#### EXERCISE INPUTS ####
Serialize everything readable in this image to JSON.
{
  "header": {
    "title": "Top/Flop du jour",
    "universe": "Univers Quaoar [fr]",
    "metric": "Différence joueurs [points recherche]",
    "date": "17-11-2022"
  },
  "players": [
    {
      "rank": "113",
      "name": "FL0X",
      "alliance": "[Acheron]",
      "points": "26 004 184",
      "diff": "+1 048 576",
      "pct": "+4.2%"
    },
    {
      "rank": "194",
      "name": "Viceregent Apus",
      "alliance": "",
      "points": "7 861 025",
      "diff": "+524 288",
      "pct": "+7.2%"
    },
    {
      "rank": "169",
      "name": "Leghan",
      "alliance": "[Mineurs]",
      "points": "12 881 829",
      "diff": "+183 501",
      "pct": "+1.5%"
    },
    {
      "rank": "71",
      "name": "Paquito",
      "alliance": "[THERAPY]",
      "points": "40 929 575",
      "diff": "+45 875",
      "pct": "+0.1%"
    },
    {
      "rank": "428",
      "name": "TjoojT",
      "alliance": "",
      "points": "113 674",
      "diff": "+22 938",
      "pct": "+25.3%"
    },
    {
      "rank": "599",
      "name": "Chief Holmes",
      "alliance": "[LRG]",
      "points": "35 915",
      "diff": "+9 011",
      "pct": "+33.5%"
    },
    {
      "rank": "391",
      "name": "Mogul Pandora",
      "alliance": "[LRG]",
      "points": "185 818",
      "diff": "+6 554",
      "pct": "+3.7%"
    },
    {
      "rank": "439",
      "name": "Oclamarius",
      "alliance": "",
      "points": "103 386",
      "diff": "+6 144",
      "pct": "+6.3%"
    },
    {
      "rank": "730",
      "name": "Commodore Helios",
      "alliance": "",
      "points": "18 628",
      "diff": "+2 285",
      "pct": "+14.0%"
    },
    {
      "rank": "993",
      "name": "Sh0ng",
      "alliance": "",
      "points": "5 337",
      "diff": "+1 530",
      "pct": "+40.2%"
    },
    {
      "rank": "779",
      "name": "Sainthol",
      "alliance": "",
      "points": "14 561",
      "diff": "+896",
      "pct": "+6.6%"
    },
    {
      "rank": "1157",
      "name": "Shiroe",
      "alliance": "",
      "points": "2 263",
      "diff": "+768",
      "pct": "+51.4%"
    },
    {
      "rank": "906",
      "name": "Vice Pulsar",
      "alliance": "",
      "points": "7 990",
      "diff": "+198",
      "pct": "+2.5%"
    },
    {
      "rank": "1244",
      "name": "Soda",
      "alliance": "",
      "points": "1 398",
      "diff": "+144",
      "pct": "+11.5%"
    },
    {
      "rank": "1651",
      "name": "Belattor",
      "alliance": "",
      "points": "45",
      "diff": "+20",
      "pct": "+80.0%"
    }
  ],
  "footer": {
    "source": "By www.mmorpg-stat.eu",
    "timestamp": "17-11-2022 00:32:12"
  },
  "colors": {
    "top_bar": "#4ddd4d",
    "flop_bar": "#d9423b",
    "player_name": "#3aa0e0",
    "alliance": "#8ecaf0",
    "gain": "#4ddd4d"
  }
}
####
Extract the listing in its entirety, matching it exactly.

Serialize everything readable in this image to JSON.
{
  "header": {
    "title": "Top/Flop du jour",
    "universe": "Univers Quaoar [fr]",
    "metric": "Différence joueurs [points recherche]",
    "date": "17-11-2022"
  },
  "players": [
    {
      "rank": "113",
      "name": "FL0X",
      "alliance": "[Acheron]",
      "points": "26 004 184",
      "diff": "+1 048 576",
      "pct": "+4.2%"
    },
    {
      "rank": "194",
      "name": "Viceregent Apus",
      "alliance": "",
      "points": "7 861 025",
      "diff": "+524 288",
      "pct": "+7.2%"
    },
    {
      "rank": "169",
      "name": "Leghan",
      "alliance": "[Mineurs]",
      "points": "12 881 829",
      "diff": "+183 501",
      "pct": "+1.5%"
    },
    {
      "rank": "71",
      "name": "Paquito",
      "alliance": "[THERAPY]",
      "points": "40 929 575",
      "diff": "+45 875",
      "pct": "+0.1%"
    },
    {
      "rank": "428",
      "name": "TjoojT",
      "alliance": "",
      "points": "113 674",
      "diff": "+22 938",
      "pct": "+25.3%"
    },
    {
      "rank": "599",
      "name": "Chief Holmes",
      "alliance": "[LRG]",
      "points": "35 915",
      "diff": "+9 011",
      "pct": "+33.5%"
    },
    {
      "rank": "391",
      "name": "Mogul Pandora",
      "alliance": "[LRG]",
      "points": "185 818",
      "diff": "+6 554",
      "pct": "+3.7%"
    },
    {
      "rank": "439",
      "name": "Oclamarius",
      "alliance": "",
      "points": "103 386",
      "diff": "+6 144",
      "pct": "+6.3%"
    },
    {
      "rank": "730",
      "name": "Commodore Helios",
      "alliance": "",
      "points": "18 628",
      "diff": "+2 285",
      "pct": "+14.0%"
    },
    {
      "rank": "993",
      "name": "Sh0ng",
      "alliance": "",
      "points": "5 337",
      "diff": "+1 530",
      "pct": "+40.2%"
    },
    {
      "rank": "779",
      "name": "Sainthol",
      "alliance": "",
      "points": "14 561",
      "diff": "+896",
      "pct": "+6.6%"
    },
    {
      "rank": "1157",
      "name": "Shiroe",
      "alliance": "",
      "points": "2 263",
      "diff": "+768",
      "pct": "+51.4%"
    },
    {
      "rank": "906",
      "name": "Vice Pulsar",
      "alliance": "",
      "points": "7 990",
      "diff": "+198",
      "pct": "+2.5%"
    },
    {
      "rank": "1244",
      "name": "Soda",
      "alliance": "",
      "points": "1 398",
      "diff": "+144",
      "pct": "+11.5%"
    },
    {
      "rank": "1651",
      "name": "Belattor",
      "alliance": "",
      "points": "45",
      "diff": "+20",
      "pct": "+80.0%"
    }
  ],
  "footer": {
    "source": "By www.mmorpg-stat.eu",
    "timestamp": "17-11-2022 00:32:12"
  },
  "colors": {
    "top_bar": "#4ddd4d",
    "flop_bar": "#d9423b",
    "player_name": "#3aa0e0",
    "alliance": "#8ecaf0",
    "gain": "#4ddd4d"
  }
}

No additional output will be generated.